*WORK INSTRUCTIONS*
Turn every line of the material below into a JSON list of strings, one string per line, and leave out any blank lines.

*MATERIAL PROVIDED*
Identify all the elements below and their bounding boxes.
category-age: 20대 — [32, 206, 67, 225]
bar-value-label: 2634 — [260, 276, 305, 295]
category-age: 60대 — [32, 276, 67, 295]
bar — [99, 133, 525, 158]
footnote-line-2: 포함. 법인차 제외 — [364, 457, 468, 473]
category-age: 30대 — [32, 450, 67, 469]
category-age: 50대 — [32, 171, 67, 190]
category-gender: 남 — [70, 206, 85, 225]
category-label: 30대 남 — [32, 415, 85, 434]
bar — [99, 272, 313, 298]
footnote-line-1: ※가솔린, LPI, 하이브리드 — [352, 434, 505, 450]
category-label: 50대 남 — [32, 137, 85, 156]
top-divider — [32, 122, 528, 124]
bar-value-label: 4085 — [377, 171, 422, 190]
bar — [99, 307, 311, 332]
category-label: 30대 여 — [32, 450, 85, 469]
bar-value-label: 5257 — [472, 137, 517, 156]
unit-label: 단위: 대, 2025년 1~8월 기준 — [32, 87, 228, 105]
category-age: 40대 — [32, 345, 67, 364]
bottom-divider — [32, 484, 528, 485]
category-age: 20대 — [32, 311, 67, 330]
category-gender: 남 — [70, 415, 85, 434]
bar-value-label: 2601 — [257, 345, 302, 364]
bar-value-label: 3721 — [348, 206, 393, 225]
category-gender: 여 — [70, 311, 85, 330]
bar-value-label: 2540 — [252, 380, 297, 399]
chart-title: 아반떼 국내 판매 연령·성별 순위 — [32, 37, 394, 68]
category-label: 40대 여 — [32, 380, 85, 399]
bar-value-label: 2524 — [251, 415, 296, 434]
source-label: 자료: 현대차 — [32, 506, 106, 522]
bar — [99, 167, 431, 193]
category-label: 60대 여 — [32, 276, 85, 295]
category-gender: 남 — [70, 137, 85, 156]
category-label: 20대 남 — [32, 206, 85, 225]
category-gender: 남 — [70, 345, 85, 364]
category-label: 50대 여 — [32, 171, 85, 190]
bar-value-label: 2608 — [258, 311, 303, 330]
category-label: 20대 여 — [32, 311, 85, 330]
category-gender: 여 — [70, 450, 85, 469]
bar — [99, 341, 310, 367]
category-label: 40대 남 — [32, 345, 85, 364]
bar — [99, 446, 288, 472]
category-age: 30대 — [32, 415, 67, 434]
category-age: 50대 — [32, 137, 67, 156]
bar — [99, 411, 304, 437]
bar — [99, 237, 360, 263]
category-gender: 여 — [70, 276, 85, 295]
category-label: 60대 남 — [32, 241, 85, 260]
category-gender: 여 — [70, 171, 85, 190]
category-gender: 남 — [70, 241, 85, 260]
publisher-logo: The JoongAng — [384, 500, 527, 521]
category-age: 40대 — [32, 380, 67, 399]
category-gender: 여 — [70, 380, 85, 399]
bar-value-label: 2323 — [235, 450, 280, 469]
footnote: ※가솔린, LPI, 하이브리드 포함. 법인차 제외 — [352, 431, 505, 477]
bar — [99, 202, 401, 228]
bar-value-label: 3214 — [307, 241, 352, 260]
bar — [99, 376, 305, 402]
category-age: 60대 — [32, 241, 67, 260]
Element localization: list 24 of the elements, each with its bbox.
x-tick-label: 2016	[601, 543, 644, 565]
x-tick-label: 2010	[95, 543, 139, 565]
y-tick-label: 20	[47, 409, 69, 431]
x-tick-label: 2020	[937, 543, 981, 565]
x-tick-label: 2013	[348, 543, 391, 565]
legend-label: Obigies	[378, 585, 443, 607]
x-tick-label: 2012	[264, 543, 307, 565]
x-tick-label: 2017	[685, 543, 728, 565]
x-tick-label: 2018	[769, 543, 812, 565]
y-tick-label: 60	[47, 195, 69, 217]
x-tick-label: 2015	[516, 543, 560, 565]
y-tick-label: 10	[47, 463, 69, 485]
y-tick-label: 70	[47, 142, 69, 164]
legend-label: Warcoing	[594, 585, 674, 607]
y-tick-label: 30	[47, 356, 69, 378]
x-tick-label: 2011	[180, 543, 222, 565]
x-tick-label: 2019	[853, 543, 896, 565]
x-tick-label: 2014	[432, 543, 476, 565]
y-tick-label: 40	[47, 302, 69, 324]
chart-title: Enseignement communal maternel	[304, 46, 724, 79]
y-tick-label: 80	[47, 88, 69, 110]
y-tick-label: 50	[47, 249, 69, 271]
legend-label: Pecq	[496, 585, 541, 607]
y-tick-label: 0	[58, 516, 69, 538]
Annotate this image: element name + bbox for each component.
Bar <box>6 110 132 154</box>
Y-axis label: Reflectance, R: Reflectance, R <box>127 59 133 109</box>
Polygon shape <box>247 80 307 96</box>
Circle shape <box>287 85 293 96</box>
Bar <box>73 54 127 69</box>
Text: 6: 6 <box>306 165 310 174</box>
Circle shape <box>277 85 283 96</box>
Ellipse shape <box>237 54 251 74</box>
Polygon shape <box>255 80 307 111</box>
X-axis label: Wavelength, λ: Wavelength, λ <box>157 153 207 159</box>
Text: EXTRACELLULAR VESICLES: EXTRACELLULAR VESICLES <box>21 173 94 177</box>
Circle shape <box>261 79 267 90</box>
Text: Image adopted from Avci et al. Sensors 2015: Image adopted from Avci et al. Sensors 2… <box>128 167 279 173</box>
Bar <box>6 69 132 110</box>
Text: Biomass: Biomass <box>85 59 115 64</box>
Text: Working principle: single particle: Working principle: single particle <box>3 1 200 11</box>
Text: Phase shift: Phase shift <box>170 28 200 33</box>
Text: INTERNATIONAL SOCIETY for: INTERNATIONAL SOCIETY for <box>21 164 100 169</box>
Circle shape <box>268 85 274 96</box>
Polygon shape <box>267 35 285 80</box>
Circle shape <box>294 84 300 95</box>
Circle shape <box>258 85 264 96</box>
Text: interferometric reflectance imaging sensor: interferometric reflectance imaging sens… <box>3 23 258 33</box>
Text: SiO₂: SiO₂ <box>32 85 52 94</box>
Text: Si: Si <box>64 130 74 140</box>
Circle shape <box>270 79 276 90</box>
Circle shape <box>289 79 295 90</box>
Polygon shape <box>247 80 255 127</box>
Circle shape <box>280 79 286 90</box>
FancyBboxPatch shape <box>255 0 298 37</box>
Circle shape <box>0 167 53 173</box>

*TASK RESPONSE*
[
  "Identify all the elements below and their bounding boxes.",
  "category-age: 20대 — [32, 206, 67, 225]",
  "bar-value-label: 2634 — [260, 276, 305, 295]",
  "category-age: 60대 — [32, 276, 67, 295]",
  "bar — [99, 133, 525, 158]",
  "footnote-line-2: 포함. 법인차 제외 — [364, 457, 468, 473]",
  "category-age: 30대 — [32, 450, 67, 469]",
  "category-age: 50대 — [32, 171, 67, 190]",
  "category-gender: 남 — [70, 206, 85, 225]",
  "category-label: 30대 남 — [32, 415, 85, 434]",
  "bar — [99, 272, 313, 298]",
  "footnote-line-1: ※가솔린, LPI, 하이브리드 — [352, 434, 505, 450]",
  "category-label: 50대 남 — [32, 137, 85, 156]",
  "top-divider — [32, 122, 528, 124]",
  "bar-value-label: 4085 — [377, 171, 422, 190]",
  "bar — [99, 307, 311, 332]",
  "category-label: 30대 여 — [32, 450, 85, 469]",
  "bar-value-label: 5257 — [472, 137, 517, 156]",
  "unit-label: 단위: 대, 2025년 1~8월 기준 — [32, 87, 228, 105]",
  "category-age: 40대 — [32, 345, 67, 364]",
  "bottom-divider — [32, 484, 528, 485]",
  "category-age: 20대 — [32, 311, 67, 330]",
  "category-gender: 남 — [70, 415, 85, 434]",
  "bar-value-label: 2601 — [257, 345, 302, 364]",
  "bar-value-label: 3721 — [348, 206, 393, 225]",
  "category-gender: 여 — [70, 311, 85, 330]",
  "bar-value-label: 2540 — [252, 380, 297, 399]",
  "chart-title: 아반떼 국내 판매 연령·성별 순위 — [32, 37, 394, 68]",
  "category-label: 40대 여 — [32, 380, 85, 399]",
  "bar-value-label: 2524 — [251, 415, 296, 434]",
  "source-label: 자료: 현대차 — [32, 506, 106, 522]",
  "bar — [99, 167, 431, 193]",
  "category-label: 60대 여 — [32, 276, 85, 295]",
  "category-gender: 남 — [70, 137, 85, 156]",
  "category-label: 20대 남 — [32, 206, 85, 225]",
  "category-gender: 남 — [70, 345, 85, 364]",
  "category-label: 50대 여 — [32, 171, 85, 190]",
  "bar-value-label: 2608 — [258, 311, 303, 330]",
  "category-label: 20대 여 — [32, 311, 85, 330]",
  "category-gender: 여 — [70, 450, 85, 469]",
  "bar — [99, 341, 310, 367]",
  "category-label: 40대 남 — [32, 345, 85, 364]",
  "bar — [99, 446, 288, 472]",
  "category-age: 30대 — [32, 415, 67, 434]",
  "category-age: 50대 — [32, 137, 67, 156]",
  "bar — [99, 411, 304, 437]",
  "bar — [99, 237, 360, 263]",
  "category-gender: 여 — [70, 276, 85, 295]",
  "category-label: 60대 남 — [32, 241, 85, 260]",
  "category-gender: 여 — [70, 171, 85, 190]",
  "category-gender: 남 — [70, 241, 85, 260]",
  "publisher-logo: The JoongAng — [384, 500, 527, 521]",
  "category-age: 40대 — [32, 380, 67, 399]",
  "category-gender: 여 — [70, 380, 85, 399]",
  "bar-value-label: 2323 — [235, 450, 280, 469]",
  "footnote: ※가솔린, LPI, 하이브리드 포함. 법인차 제외 — [352, 431, 505, 477]",
  "bar — [99, 202, 401, 228]",
  "bar-value-label: 3214 — [307, 241, 352, 260]",
  "bar — [99, 376, 305, 402]",
  "category-age: 60대 — [32, 241, 67, 260]",
  "Element localization: list 24 of the elements, each with its bbox.",
  "x-tick-label: 2016\t[601, 543, 644, 565]",
  "x-tick-label: 2010\t[95, 543, 139, 565]",
  "y-tick-label: 20\t[47, 409, 69, 431]",
  "x-tick-label: 2020\t[937, 543, 981, 565]",
  "x-tick-label: 2013\t[348, 543, 391, 565]",
  "legend-label: Obigies\t[378, 585, 443, 607]",
  "x-tick-label: 2012\t[264, 543, 307, 565]",
  "x-tick-label: 2017\t[685, 543, 728, 565]",
  "x-tick-label: 2018\t[769, 543, 812, 565]",
  "y-tick-label: 60\t[47, 195, 69, 217]",
  "x-tick-label: 2015\t[516, 543, 560, 565]",
  "y-tick-label: 10\t[47, 463, 69, 485]",
  "y-tick-label: 70\t[47, 142, 69, 164]",
  "legend-label: Warcoing\t[594, 585, 674, 607]",
  "y-tick-label: 30\t[47, 356, 69, 378]",
  "x-tick-label: 2011\t[180, 543, 222, 565]",
  "x-tick-label: 2019\t[853, 543, 896, 565]",
  "x-tick-label: 2014\t[432, 543, 476, 565]",
  "y-tick-label: 40\t[47, 302, 69, 324]",
  "chart-title: Enseignement communal maternel\t[304, 46, 724, 79]",
  "y-tick-label: 80\t[47, 88, 69, 110]",
  "y-tick-label: 50\t[47, 249, 69, 271]",
  "legend-label: Pecq\t[496, 585, 541, 607]",
  "y-tick-label: 0\t[58, 516, 69, 538]",
  "Annotate this image: element name + bbox for each component.",
  "Bar <box>6 110 132 154</box>",
  "Y-axis label: Reflectance, R: Reflectance, R <box>127 59 133 109</box>",
  "Polygon shape <box>247 80 307 96</box>",
  "Circle shape <box>287 85 293 96</box>",
  "Bar <box>73 54 127 69</box>",
  "Text: 6: 6 <box>306 165 310 174</box>",
  "Circle shape <box>277 85 283 96</box>",
  "Ellipse shape <box>237 54 251 74</box>",
  "Polygon shape <box>255 80 307 111</box>",
  "X-axis label: Wavelength, λ: Wavelength, λ <box>157 153 207 159</box>",
  "Text: EXTRACELLULAR VESICLES: EXTRACELLULAR VESICLES <box>21 173 94 177</box>",
  "Circle shape <box>261 79 267 90</box>",
  "Text: Image adopted from Avci et al. Sensors 2015: Image adopted from Avci et al. Sensors 2… <box>128 167 279 173</box>",
  "Bar <box>6 69 132 110</box>",
  "Text: Biomass: Biomass <box>85 59 115 64</box>",
  "Text: Working principle: single particle: Working principle: single particle <box>3 1 200 11</box>",
  "Text: Phase shift: Phase shift <box>170 28 200 33</box>",
  "Text: INTERNATIONAL SOCIETY for: INTERNATIONAL SOCIETY for <box>21 164 100 169</box>",
  "Circle shape <box>268 85 274 96</box>",
  "Polygon shape <box>267 35 285 80</box>",
  "Circle shape <box>294 84 300 95</box>",
  "Circle shape <box>258 85 264 96</box>",
  "Text: interferometric reflectance imaging sensor: interferometric reflectance imaging sens… <box>3 23 258 33</box>",
  "Text: SiO₂: SiO₂ <box>32 85 52 94</box>",
  "Text: Si: Si <box>64 130 74 140</box>",
  "Circle shape <box>270 79 276 90</box>",
  "Circle shape <box>289 79 295 90</box>",
  "Polygon shape <box>247 80 255 127</box>",
  "Circle shape <box>280 79 286 90</box>",
  "FancyBboxPatch shape <box>255 0 298 37</box>",
  "Circle shape <box>0 167 53 173</box>"
]